[Dataset entries on figures]
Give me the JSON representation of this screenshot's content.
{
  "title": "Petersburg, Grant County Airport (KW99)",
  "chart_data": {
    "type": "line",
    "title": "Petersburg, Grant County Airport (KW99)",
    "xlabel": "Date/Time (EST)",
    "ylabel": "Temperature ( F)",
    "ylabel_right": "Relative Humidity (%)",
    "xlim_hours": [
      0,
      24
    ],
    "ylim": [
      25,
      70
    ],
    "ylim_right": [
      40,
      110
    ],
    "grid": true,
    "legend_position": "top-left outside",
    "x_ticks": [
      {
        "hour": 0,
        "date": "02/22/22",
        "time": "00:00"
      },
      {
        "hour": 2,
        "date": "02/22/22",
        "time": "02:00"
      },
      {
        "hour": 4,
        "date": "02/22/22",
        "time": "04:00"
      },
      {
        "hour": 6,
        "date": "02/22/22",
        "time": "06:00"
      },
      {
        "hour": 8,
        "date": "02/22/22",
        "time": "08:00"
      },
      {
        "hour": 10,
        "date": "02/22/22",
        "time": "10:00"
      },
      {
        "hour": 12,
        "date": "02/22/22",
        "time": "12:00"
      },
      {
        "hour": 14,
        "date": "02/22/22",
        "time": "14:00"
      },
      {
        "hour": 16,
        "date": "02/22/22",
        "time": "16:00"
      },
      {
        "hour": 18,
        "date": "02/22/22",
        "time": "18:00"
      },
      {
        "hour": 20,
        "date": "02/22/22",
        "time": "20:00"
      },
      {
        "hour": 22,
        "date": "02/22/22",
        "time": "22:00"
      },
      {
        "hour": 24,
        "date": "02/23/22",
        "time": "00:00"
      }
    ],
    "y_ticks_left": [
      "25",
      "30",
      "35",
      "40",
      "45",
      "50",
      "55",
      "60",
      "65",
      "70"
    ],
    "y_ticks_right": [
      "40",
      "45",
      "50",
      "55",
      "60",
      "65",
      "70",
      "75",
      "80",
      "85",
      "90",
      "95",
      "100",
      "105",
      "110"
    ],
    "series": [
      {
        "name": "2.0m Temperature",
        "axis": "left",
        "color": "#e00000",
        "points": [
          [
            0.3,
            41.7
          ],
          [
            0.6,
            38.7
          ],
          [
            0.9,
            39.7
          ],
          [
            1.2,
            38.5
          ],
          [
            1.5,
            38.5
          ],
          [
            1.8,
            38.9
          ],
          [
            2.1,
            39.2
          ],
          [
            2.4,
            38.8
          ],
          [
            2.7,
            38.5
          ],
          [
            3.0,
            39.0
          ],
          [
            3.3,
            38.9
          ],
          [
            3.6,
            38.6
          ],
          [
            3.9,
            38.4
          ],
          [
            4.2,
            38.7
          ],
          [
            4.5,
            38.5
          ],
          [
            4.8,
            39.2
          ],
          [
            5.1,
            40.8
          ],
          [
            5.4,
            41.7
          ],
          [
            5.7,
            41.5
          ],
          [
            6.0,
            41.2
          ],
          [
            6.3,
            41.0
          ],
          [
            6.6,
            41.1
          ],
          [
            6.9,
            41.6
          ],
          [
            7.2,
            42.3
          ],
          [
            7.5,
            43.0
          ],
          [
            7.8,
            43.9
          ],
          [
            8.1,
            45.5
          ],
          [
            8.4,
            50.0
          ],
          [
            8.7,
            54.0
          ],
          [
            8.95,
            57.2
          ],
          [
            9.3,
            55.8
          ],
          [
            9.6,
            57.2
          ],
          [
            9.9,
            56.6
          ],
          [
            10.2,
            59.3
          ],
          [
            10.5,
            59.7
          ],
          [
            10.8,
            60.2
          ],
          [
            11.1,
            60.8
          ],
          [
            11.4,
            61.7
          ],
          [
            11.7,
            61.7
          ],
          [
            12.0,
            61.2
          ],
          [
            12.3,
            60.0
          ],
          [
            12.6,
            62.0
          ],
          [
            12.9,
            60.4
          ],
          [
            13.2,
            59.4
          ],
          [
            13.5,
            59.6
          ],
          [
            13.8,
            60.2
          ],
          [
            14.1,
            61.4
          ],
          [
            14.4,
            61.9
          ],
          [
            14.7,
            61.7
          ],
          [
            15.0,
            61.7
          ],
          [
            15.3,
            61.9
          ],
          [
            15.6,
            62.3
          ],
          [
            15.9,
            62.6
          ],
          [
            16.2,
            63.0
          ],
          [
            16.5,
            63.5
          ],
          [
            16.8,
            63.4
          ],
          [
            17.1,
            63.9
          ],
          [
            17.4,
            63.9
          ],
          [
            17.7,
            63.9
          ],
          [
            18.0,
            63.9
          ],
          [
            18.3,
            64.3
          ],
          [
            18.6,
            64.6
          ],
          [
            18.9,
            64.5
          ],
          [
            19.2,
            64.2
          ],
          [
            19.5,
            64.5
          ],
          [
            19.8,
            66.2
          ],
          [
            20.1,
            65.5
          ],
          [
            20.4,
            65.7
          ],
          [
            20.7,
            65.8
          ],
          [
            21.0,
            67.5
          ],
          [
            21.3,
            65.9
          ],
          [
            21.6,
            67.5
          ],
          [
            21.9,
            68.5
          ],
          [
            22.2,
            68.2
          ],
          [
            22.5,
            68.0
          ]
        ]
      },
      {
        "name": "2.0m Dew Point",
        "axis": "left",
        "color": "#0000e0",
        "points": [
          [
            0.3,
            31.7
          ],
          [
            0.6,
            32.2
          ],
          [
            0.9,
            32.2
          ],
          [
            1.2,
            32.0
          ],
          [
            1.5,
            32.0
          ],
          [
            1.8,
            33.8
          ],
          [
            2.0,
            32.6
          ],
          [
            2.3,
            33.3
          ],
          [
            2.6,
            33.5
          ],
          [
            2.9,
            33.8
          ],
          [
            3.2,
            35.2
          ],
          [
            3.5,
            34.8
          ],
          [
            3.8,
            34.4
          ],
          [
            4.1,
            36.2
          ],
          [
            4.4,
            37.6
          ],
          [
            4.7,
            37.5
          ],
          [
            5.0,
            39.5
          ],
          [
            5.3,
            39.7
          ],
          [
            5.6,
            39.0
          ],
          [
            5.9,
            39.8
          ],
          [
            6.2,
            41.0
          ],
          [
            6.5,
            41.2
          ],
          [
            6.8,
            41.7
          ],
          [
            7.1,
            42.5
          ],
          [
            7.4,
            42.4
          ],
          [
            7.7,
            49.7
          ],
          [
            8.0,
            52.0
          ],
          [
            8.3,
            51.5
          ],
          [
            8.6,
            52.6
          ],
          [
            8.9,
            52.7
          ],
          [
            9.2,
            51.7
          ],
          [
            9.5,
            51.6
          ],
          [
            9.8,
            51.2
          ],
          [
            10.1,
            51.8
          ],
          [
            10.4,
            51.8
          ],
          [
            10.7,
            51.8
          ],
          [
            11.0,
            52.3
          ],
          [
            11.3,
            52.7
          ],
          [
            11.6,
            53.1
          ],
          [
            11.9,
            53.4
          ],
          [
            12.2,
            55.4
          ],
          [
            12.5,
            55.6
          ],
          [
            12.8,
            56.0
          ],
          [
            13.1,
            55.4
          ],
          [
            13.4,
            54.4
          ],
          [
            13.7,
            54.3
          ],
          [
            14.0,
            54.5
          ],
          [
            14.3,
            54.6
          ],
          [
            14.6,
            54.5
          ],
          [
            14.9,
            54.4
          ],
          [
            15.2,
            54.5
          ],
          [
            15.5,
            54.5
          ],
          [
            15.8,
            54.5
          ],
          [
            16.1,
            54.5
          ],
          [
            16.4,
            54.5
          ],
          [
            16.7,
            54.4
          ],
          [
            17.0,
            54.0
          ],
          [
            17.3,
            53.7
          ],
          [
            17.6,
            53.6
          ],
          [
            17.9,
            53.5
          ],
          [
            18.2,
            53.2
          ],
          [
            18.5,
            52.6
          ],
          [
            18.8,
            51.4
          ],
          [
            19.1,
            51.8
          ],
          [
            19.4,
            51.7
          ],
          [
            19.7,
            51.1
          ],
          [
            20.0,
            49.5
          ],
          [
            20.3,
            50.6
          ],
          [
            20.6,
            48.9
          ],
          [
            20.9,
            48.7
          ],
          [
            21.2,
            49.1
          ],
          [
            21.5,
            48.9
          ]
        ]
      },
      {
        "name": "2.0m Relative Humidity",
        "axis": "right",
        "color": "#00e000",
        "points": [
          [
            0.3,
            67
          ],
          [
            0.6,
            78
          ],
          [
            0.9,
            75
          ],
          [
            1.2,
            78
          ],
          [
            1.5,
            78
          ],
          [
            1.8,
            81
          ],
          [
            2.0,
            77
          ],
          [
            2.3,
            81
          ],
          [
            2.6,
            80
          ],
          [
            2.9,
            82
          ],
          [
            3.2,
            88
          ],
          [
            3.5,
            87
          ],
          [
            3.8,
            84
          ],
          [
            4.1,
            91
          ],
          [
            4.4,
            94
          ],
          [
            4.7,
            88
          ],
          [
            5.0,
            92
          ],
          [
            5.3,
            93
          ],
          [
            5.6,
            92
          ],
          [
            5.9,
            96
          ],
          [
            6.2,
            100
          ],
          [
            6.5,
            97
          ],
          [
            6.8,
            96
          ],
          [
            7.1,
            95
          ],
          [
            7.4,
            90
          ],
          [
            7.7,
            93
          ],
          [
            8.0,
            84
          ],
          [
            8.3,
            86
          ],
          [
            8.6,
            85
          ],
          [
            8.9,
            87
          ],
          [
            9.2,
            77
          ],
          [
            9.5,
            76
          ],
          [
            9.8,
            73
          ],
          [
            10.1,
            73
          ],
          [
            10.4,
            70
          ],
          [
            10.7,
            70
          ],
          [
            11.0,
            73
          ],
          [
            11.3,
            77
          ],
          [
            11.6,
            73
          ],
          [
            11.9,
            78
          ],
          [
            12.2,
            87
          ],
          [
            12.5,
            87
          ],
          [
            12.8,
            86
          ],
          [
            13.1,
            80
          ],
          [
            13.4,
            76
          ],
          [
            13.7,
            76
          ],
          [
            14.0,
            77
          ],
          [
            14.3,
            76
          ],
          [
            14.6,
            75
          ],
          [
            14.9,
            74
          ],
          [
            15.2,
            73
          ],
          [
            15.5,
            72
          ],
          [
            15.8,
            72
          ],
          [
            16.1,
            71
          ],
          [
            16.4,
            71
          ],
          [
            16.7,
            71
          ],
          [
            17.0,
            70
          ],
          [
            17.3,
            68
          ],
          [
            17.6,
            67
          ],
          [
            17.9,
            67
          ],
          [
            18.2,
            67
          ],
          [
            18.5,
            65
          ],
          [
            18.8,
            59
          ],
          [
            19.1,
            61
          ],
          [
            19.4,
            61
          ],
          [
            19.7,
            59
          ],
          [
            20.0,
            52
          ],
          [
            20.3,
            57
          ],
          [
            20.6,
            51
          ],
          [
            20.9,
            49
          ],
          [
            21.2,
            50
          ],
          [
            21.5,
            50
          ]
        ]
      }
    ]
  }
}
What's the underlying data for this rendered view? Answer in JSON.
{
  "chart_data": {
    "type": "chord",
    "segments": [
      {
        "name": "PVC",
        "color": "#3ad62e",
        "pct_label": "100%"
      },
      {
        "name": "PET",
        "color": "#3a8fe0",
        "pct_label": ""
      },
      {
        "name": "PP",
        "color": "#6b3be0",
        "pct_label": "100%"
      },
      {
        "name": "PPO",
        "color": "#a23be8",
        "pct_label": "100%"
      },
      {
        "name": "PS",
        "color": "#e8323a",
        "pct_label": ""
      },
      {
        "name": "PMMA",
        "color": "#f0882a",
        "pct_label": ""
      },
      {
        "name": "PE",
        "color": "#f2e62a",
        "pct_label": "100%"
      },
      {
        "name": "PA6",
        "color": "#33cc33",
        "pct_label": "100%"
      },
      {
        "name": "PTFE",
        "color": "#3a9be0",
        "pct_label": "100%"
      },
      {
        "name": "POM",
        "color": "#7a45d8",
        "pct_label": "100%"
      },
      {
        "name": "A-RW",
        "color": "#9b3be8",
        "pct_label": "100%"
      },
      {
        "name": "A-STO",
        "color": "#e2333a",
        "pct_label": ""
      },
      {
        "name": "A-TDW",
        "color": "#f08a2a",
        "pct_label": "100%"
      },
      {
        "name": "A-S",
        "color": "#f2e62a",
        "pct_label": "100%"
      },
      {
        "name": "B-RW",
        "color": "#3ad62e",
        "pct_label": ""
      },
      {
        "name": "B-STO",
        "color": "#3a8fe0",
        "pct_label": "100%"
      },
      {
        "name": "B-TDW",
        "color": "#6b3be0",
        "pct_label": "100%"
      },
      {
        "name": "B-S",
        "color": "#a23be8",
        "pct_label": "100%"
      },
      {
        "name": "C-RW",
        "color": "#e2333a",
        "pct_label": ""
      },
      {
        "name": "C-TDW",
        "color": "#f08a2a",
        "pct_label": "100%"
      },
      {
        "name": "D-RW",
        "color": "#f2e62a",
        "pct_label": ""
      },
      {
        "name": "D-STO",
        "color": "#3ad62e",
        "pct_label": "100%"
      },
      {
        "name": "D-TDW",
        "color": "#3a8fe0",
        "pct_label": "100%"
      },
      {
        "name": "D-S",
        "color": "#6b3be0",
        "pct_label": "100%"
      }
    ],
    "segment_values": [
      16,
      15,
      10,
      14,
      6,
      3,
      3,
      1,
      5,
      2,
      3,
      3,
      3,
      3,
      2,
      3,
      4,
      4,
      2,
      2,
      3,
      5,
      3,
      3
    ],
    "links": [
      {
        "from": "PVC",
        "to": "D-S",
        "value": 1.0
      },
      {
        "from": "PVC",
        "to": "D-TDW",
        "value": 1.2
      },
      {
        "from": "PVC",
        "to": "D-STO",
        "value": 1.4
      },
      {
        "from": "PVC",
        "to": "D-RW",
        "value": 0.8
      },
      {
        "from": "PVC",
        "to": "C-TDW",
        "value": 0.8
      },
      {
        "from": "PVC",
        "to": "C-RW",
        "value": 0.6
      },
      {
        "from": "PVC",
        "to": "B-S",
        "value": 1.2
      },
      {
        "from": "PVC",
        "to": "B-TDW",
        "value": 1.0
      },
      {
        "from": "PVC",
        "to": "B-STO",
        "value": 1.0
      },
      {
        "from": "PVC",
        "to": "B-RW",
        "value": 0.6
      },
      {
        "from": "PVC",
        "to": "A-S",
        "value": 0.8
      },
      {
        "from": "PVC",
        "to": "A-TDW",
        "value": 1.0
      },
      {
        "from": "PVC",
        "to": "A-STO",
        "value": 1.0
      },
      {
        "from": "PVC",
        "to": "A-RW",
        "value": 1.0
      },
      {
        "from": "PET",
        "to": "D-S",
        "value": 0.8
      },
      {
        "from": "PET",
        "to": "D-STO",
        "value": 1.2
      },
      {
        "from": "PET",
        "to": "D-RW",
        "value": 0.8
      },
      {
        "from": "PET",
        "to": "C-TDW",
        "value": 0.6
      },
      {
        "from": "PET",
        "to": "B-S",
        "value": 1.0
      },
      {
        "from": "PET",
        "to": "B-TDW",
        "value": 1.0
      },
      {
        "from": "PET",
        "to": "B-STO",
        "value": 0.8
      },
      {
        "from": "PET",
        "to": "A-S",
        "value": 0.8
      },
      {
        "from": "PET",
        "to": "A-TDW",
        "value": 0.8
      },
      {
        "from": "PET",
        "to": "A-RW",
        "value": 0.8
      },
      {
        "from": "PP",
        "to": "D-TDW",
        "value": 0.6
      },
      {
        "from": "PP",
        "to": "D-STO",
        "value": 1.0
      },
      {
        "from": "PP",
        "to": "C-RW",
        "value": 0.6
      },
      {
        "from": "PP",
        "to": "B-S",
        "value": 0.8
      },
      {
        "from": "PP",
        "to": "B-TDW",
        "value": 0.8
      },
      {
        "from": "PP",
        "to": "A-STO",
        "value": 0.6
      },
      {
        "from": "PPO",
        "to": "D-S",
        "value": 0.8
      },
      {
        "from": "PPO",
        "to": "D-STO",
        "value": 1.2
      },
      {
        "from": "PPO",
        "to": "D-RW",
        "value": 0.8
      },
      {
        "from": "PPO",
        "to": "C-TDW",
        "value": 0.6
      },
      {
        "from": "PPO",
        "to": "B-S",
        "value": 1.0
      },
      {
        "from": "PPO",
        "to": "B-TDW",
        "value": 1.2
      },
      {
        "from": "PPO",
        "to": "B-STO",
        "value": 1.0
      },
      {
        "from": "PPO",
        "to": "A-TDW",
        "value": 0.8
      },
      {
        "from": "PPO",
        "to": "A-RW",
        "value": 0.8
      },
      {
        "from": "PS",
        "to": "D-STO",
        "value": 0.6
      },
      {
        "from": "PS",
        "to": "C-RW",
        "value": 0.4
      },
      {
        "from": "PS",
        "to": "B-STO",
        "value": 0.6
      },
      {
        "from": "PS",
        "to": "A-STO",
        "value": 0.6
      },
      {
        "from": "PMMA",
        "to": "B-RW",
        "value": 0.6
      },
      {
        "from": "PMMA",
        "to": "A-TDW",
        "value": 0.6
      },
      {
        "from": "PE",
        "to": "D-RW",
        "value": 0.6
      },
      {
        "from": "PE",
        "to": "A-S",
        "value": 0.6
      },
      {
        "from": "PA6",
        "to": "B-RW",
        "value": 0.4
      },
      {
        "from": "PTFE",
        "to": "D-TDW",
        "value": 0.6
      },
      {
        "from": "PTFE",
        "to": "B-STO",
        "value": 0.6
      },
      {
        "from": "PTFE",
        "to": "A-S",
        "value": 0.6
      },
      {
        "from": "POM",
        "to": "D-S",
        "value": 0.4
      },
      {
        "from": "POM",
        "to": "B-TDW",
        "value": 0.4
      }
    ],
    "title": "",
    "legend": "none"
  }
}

→ PROBLEM TO WORK ON
Copy every line of the listing that contains the word "County".

→ OUTPUT BELOW
  "title": "Petersburg, Grant County Airport (KW99)",
    "title": "Petersburg, Grant County Airport (KW99)",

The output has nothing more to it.